## [What you have to do]
Transcribe the material in full, exactly as written.

(Recorded data)
---------------

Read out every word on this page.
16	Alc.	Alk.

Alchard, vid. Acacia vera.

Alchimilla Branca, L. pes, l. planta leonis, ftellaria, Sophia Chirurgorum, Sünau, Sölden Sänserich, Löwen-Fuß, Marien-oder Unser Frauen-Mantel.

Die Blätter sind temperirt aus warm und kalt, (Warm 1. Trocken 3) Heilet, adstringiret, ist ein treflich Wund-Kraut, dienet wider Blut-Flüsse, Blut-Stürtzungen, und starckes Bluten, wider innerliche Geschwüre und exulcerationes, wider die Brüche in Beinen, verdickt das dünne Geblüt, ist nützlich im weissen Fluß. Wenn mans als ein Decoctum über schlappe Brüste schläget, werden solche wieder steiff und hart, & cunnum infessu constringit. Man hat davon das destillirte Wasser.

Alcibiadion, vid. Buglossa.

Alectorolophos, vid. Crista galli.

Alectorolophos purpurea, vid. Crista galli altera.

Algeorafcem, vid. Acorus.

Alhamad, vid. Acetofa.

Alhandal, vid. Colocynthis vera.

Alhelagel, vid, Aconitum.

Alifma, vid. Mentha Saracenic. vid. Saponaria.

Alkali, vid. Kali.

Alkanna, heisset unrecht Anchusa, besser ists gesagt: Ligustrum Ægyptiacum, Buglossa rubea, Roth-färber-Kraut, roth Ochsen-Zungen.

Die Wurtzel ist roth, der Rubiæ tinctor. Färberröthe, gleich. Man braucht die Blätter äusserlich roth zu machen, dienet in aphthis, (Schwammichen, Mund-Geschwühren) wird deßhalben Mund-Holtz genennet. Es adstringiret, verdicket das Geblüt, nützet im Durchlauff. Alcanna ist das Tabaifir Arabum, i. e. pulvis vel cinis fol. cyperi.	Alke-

---------------

## [Finished task]
Read out every word on this page.
16	Alc.	Alk.

Alchard, vid. Acacia vera.

Alchimilla Branca, L. pes, l. planta leonis, ftellaria, Sophia Chirurgorum, Sünau, Sölden Sänserich, Löwen-Fuß, Marien-oder Unser Frauen-Mantel.

Die Blätter sind temperirt aus warm und kalt, (Warm 1. Trocken 3) Heilet, adstringiret, ist ein treflich Wund-Kraut, dienet wider Blut-Flüsse, Blut-Stürtzungen, und starckes Bluten, wider innerliche Geschwüre und exulcerationes, wider die Brüche in Beinen, verdickt das dünne Geblüt, ist nützlich im weissen Fluß. Wenn mans als ein Decoctum über schlappe Brüste schläget, werden solche wieder steiff und hart, & cunnum infessu constringit. Man hat davon das destillirte Wasser.

Alcibiadion, vid. Buglossa.

Alectorolophos, vid. Crista galli.

Alectorolophos purpurea, vid. Crista galli altera.

Algeorafcem, vid. Acorus.

Alhamad, vid. Acetofa.

Alhandal, vid. Colocynthis vera.

Alhelagel, vid, Aconitum.

Alifma, vid. Mentha Saracenic. vid. Saponaria.

Alkali, vid. Kali.

Alkanna, heisset unrecht Anchusa, besser ists gesagt: Ligustrum Ægyptiacum, Buglossa rubea, Roth-färber-Kraut, roth Ochsen-Zungen.

Die Wurtzel ist roth, der Rubiæ tinctor. Färberröthe, gleich. Man braucht die Blätter äusserlich roth zu machen, dienet in aphthis, (Schwammichen, Mund-Geschwühren) wird deßhalben Mund-Holtz genennet. Es adstringiret, verdicket das Geblüt, nützet im Durchlauff. Alcanna ist das Tabaifir Arabum, i. e. pulvis vel cinis fol. cyperi.	Alke-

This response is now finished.